• _SUPPLIED PASSAGE_:
##########
After the holy dip, I escorted other ladies to the linga who were afraid of the chest water, one lady surprised me by doing a namaskaram after I escorted her back to the steps. All this in silence, since there were clapping volunteers.

Meditation Cave

After changing to into fresh dry clothes, I went to the meditation temple where there was a huge linga as I had seen in internet and other mailers. We were all led in groups inside the dome. The flowers were arranged beautifully and lamps were lit delightfully. The flames danced to some tune known amongst themselves and it was a gleeful sight to watch. I sat on a chair in silence trying to meditate. I also sat for the next round which was the last before lunch break. There was nubile Caucasian dressed in white who sang languorously without words, a soulful tune with occasional shiva namas uttered in between. On four sides of the linga, sat 4 young musical players who rolled an instrument that made a heavenly sound, and thus we sat enraptured while they played that music. After 15 minutes were over, a volunteer lady rang a bell and we all got up to move out.

Finally once outside the temple, I had my curd rice, and within 10 minutes, a bus to Gandhinagar busstand came and I boarded it and reached Gobi for PVS’s reception in the evening.

Friday, August 20, 2010

Inner Path and Ramana Ashram

I was just back from a girivalam and was waiting for a darshan, that I met my prof on the way. He made me walk with him when I was already so tired, but I was glad when he told me about mailing Ramana Ashram and staying there. He told me about Virupaksha cave and Skandaashram and I could not wait to mail Ramana Ashram. The next day I got a reply stating that I could stay for 2-3 days in the ashram around Mar 24th.

After a friend’s wedding in Gobichettipalayam, I booked tickets to Thiruvannamalai from Gobi and reached there at 3:30 am. I rested outside the temple in the corridor till 5 am till the doctor came and I got my keys and slept off for quite some time.

Ramana Ashram

There were beautiful peacocks screeching at times. My room was neat and tidy with Gandhian furnishings - a wooden table, chair, a cot with mattress. There were lots of foreigners around, some of whom spoke tamil like a native. It was peaceful there.
##########
• _ENTRIES PROVIDED_:

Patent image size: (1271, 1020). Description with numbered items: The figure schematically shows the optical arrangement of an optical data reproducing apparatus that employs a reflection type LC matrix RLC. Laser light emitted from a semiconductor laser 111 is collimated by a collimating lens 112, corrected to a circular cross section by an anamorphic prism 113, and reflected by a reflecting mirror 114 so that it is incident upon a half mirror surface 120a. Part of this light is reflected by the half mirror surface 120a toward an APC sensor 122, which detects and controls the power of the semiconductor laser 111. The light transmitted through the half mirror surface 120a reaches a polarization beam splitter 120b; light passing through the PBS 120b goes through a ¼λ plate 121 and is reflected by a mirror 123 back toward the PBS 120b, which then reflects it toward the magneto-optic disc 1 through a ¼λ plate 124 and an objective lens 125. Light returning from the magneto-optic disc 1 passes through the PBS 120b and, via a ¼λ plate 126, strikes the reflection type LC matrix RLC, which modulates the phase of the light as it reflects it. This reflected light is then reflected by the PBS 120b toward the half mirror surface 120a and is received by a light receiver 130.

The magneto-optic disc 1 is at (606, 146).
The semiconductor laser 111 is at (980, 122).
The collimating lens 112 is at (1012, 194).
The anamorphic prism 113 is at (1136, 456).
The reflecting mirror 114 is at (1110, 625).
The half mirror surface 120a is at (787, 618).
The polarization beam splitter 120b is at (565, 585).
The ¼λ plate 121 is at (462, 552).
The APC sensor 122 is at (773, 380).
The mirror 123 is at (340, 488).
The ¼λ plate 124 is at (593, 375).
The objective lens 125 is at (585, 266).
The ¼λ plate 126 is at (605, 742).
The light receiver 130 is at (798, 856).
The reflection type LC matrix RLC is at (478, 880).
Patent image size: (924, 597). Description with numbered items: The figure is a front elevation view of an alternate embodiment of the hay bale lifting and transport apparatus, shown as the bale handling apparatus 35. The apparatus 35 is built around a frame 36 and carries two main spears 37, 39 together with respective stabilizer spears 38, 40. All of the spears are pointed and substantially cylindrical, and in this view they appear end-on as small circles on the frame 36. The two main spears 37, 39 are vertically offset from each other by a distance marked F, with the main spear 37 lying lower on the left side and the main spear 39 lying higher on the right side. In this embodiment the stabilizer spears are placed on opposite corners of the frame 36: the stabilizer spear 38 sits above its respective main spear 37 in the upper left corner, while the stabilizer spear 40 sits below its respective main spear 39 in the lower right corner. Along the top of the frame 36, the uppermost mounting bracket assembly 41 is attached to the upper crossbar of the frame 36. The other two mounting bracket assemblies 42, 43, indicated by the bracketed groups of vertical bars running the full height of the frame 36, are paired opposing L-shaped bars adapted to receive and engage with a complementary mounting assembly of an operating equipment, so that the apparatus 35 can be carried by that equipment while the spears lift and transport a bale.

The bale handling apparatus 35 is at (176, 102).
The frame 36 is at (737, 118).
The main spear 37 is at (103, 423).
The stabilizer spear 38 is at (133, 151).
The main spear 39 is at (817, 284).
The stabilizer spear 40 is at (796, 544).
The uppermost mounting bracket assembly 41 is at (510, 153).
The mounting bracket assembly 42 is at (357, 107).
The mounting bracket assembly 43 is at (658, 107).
##########
• _WHAT TO PRODUCE_: From the travel account above, extract the span from "Finally once outside" up to and including "in the evening.", copied verbatim.

• _TASK RESPONSE_:
Finally once outside the temple, I had my curd rice, and within 10 minutes, a bus to Gandhinagar busstand came and I boarded it and reached Gobi for PVS’s reception in the evening.